## Problem to solve
Every line below should be copied exactly; drop the pictures.

## Given data

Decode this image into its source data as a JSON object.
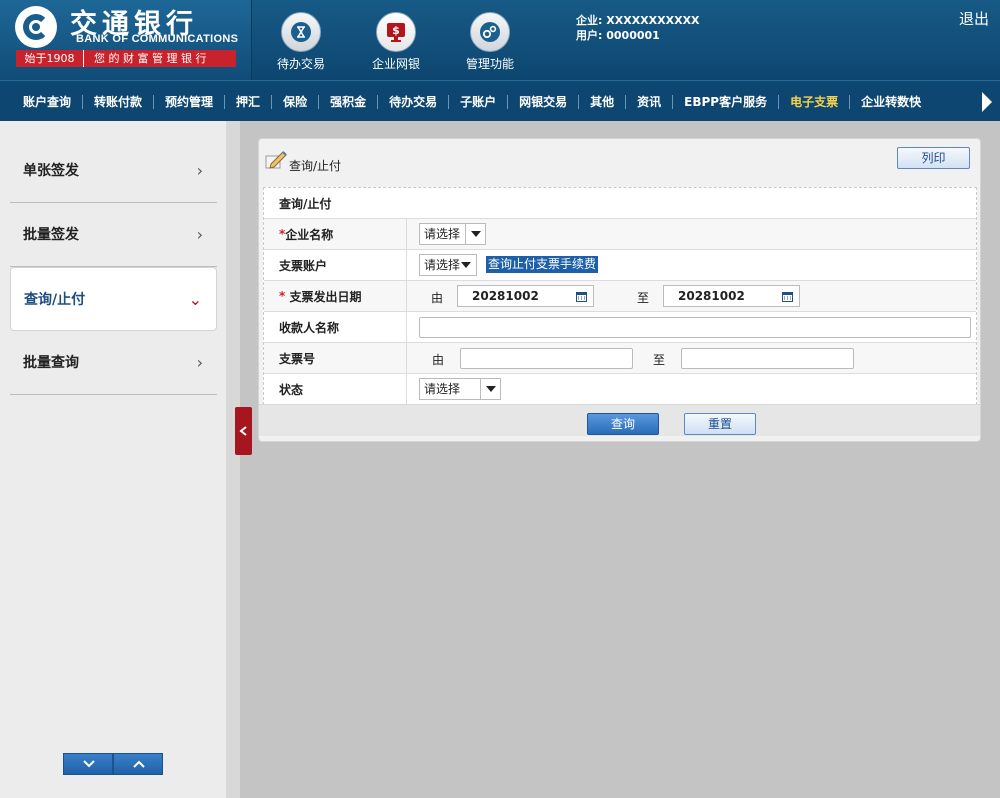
{
  "header": {
    "bank_name_cn": "交通银行",
    "bank_name_en": "BANK OF COMMUNICATIONS",
    "since": "始于1908",
    "slogan": "您的财富管理银行",
    "nav": [
      {
        "label": "待办交易",
        "icon": "pending-transactions-icon"
      },
      {
        "label": "企业网银",
        "icon": "corporate-banking-icon"
      },
      {
        "label": "管理功能",
        "icon": "management-gears-icon"
      }
    ],
    "company_label": "企业:",
    "company_value": "XXXXXXXXXXX",
    "user_label": "用户:",
    "user_value": "0000001",
    "logout": "退出"
  },
  "menu": [
    "账户查询",
    "转账付款",
    "预约管理",
    "押汇",
    "保险",
    "强积金",
    "待办交易",
    "子账户",
    "网银交易",
    "其他",
    "资讯",
    "EBPP客户服务",
    "电子支票",
    "企业转数快"
  ],
  "menu_highlight_index": 12,
  "sidebar": {
    "items": [
      "单张签发",
      "批量签发",
      "查询/止付",
      "批量查询"
    ],
    "active_index": 2
  },
  "panel": {
    "title": "查询/止付",
    "print_label": "列印",
    "form_title": "查询/止付",
    "company_name_label": "企业名称",
    "company_name_select": "请选择",
    "cheque_account_label": "支票账户",
    "cheque_account_select": "请选择",
    "fee_link": "查询止付支票手续费",
    "issue_date_label": "支票发出日期",
    "from_label": "由",
    "to_label": "至",
    "date_from": "20281002",
    "date_to": "20281002",
    "payee_label": "收款人名称",
    "payee_value": "",
    "cheque_no_label": "支票号",
    "cheque_from": "",
    "cheque_to": "",
    "status_label": "状态",
    "status_select": "请选择",
    "query_button": "查询",
    "reset_button": "重置"
  },
  "colors": {
    "header_bg": "#0d4670",
    "brand_red": "#c8232c",
    "menu_highlight": "#f7d34d",
    "primary_button": "#2a6cb9"
  }
}
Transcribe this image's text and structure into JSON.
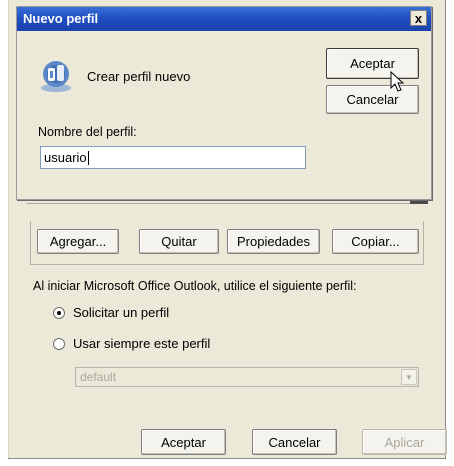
{
  "parent": {
    "buttons": {
      "add": "Agregar...",
      "remove": "Quitar",
      "properties": "Propiedades",
      "copy": "Copiar..."
    },
    "startup_text": "Al iniciar Microsoft Office Outlook, utilice el siguiente perfil:",
    "radio_prompt": {
      "label": "Solicitar un perfil",
      "checked": true
    },
    "radio_always": {
      "label": "Usar siempre este perfil",
      "checked": false
    },
    "profile_select": {
      "value": "default",
      "enabled": false
    },
    "footer": {
      "ok": "Aceptar",
      "cancel": "Cancelar",
      "apply": "Aplicar",
      "apply_enabled": false
    }
  },
  "modal": {
    "title": "Nuevo perfil",
    "close_symbol": "x",
    "heading": "Crear perfil nuevo",
    "ok_label": "Aceptar",
    "cancel_label": "Cancelar",
    "name_label": "Nombre del perfil:",
    "name_value": "usuario",
    "icon": "profile-icon"
  },
  "colors": {
    "title_bar": "#1f4cc0",
    "dialog_bg": "#ece9d8",
    "disabled_text": "#a9a79c"
  }
}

## Task output
Decode this image into its source data as a JSON object.
{
  "header": {
    "bank_name_cn": "交通银行",
    "bank_name_en": "BANK OF COMMUNICATIONS",
    "since": "始于1908",
    "slogan": "您的财富管理银行",
    "nav": [
      {
        "label": "待办交易",
        "icon": "pending-transactions-icon"
      },
      {
        "label": "企业网银",
        "icon": "corporate-banking-icon"
      },
      {
        "label": "管理功能",
        "icon": "management-gears-icon"
      }
    ],
    "company_label": "企业:",
    "company_value": "XXXXXXXXXXX",
    "user_label": "用户:",
    "user_value": "0000001",
    "logout": "退出"
  },
  "menu": [
    "账户查询",
    "转账付款",
    "预约管理",
    "押汇",
    "保险",
    "强积金",
    "待办交易",
    "子账户",
    "网银交易",
    "其他",
    "资讯",
    "EBPP客户服务",
    "电子支票",
    "企业转数快"
  ],
  "menu_highlight_index": 12,
  "sidebar": {
    "items": [
      "单张签发",
      "批量签发",
      "查询/止付",
      "批量查询"
    ],
    "active_index": 2
  },
  "panel": {
    "title": "查询/止付",
    "print_label": "列印",
    "form_title": "查询/止付",
    "company_name_label": "企业名称",
    "company_name_select": "请选择",
    "cheque_account_label": "支票账户",
    "cheque_account_select": "请选择",
    "fee_link": "查询止付支票手续费",
    "issue_date_label": "支票发出日期",
    "from_label": "由",
    "to_label": "至",
    "date_from": "20281002",
    "date_to": "20281002",
    "payee_label": "收款人名称",
    "payee_value": "",
    "cheque_no_label": "支票号",
    "cheque_from": "",
    "cheque_to": "",
    "status_label": "状态",
    "status_select": "请选择",
    "query_button": "查询",
    "reset_button": "重置"
  },
  "colors": {
    "header_bg": "#0d4670",
    "brand_red": "#c8232c",
    "menu_highlight": "#f7d34d",
    "primary_button": "#2a6cb9"
  }
}
Transcribe this image's text and structure into JSON.
{
  "parent": {
    "buttons": {
      "add": "Agregar...",
      "remove": "Quitar",
      "properties": "Propiedades",
      "copy": "Copiar..."
    },
    "startup_text": "Al iniciar Microsoft Office Outlook, utilice el siguiente perfil:",
    "radio_prompt": {
      "label": "Solicitar un perfil",
      "checked": true
    },
    "radio_always": {
      "label": "Usar siempre este perfil",
      "checked": false
    },
    "profile_select": {
      "value": "default",
      "enabled": false
    },
    "footer": {
      "ok": "Aceptar",
      "cancel": "Cancelar",
      "apply": "Aplicar",
      "apply_enabled": false
    }
  },
  "modal": {
    "title": "Nuevo perfil",
    "close_symbol": "x",
    "heading": "Crear perfil nuevo",
    "ok_label": "Aceptar",
    "cancel_label": "Cancelar",
    "name_label": "Nombre del perfil:",
    "name_value": "usuario",
    "icon": "profile-icon"
  },
  "colors": {
    "title_bar": "#1f4cc0",
    "dialog_bg": "#ece9d8",
    "disabled_text": "#a9a79c"
  }
}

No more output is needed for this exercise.